_WRITTEN INSTRUCTION_: From the listing below, select every line where the word "выплаты" appears.
-- start of AVAILABLE RECORDS --
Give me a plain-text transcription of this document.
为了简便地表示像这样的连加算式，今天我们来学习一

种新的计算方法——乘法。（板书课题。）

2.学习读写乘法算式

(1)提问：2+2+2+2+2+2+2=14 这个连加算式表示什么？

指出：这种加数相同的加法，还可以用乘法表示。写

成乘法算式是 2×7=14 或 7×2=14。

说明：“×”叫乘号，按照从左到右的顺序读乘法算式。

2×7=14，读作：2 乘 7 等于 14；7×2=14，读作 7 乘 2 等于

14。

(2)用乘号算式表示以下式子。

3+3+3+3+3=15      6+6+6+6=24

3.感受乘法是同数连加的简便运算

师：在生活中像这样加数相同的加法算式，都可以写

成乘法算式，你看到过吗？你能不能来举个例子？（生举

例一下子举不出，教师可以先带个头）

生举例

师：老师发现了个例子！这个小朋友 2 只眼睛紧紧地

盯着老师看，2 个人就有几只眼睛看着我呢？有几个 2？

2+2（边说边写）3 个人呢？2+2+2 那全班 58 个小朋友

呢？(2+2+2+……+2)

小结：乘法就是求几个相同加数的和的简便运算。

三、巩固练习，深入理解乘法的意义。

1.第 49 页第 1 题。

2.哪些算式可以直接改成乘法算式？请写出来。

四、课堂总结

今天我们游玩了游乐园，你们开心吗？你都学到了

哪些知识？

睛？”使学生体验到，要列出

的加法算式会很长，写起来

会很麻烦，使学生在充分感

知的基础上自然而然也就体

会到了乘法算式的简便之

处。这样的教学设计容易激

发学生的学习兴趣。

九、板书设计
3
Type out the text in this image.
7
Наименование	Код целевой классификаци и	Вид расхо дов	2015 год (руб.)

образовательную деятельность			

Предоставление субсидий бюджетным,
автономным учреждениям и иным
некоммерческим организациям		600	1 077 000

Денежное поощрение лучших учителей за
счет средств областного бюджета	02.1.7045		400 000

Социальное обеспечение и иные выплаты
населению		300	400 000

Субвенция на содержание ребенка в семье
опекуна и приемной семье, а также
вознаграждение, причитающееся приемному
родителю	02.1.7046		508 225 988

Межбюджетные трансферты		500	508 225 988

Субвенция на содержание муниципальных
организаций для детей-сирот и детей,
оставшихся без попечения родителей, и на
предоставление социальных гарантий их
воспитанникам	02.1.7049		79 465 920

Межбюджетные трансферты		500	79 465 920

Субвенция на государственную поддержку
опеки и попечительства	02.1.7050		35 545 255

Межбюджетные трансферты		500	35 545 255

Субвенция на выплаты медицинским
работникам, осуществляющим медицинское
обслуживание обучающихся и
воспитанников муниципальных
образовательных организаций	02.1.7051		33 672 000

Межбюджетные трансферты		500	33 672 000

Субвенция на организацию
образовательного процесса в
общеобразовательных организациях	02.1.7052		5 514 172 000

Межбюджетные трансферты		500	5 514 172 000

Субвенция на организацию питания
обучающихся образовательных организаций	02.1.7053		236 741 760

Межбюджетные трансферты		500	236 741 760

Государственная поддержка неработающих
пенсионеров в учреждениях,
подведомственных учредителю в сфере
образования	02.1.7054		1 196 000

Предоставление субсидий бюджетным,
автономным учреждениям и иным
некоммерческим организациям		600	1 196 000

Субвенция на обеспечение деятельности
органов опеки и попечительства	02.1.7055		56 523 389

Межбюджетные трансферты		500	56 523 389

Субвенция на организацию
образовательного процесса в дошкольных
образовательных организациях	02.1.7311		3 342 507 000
-- end of AVAILABLE RECORDS --
-- start of AVAILABLE RECORDS --
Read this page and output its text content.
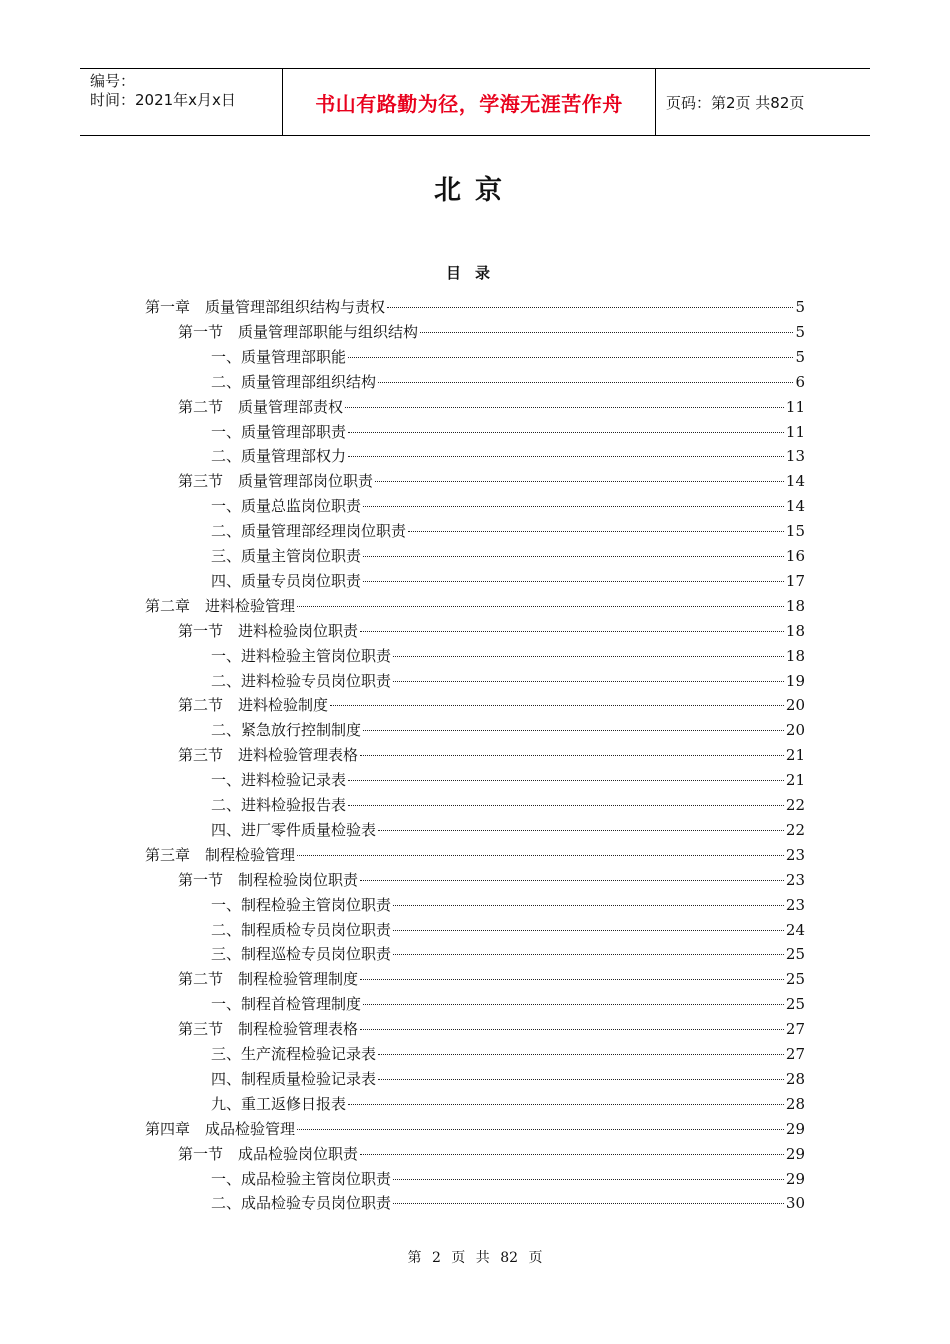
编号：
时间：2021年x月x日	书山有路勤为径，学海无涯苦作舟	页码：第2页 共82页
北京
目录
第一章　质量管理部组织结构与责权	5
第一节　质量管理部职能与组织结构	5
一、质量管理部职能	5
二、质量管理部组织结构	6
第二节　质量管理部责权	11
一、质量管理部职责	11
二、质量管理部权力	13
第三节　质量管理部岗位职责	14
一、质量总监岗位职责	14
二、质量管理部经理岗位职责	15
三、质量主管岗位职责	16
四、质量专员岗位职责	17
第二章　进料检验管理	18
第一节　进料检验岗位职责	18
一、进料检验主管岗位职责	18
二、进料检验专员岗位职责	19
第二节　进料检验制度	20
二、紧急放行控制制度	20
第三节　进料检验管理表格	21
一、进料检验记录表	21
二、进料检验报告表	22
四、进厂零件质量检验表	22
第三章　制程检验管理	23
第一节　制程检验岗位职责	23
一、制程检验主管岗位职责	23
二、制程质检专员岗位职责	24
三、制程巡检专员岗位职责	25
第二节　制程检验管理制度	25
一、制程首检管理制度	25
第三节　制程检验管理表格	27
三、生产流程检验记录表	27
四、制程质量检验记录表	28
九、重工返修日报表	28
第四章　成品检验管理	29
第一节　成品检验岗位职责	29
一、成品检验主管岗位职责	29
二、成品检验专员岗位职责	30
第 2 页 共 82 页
-- end of AVAILABLE RECORDS --
_RESPONSE_:
Социальное обеспечение и иные выплаты
Субвенция на выплаты медицинским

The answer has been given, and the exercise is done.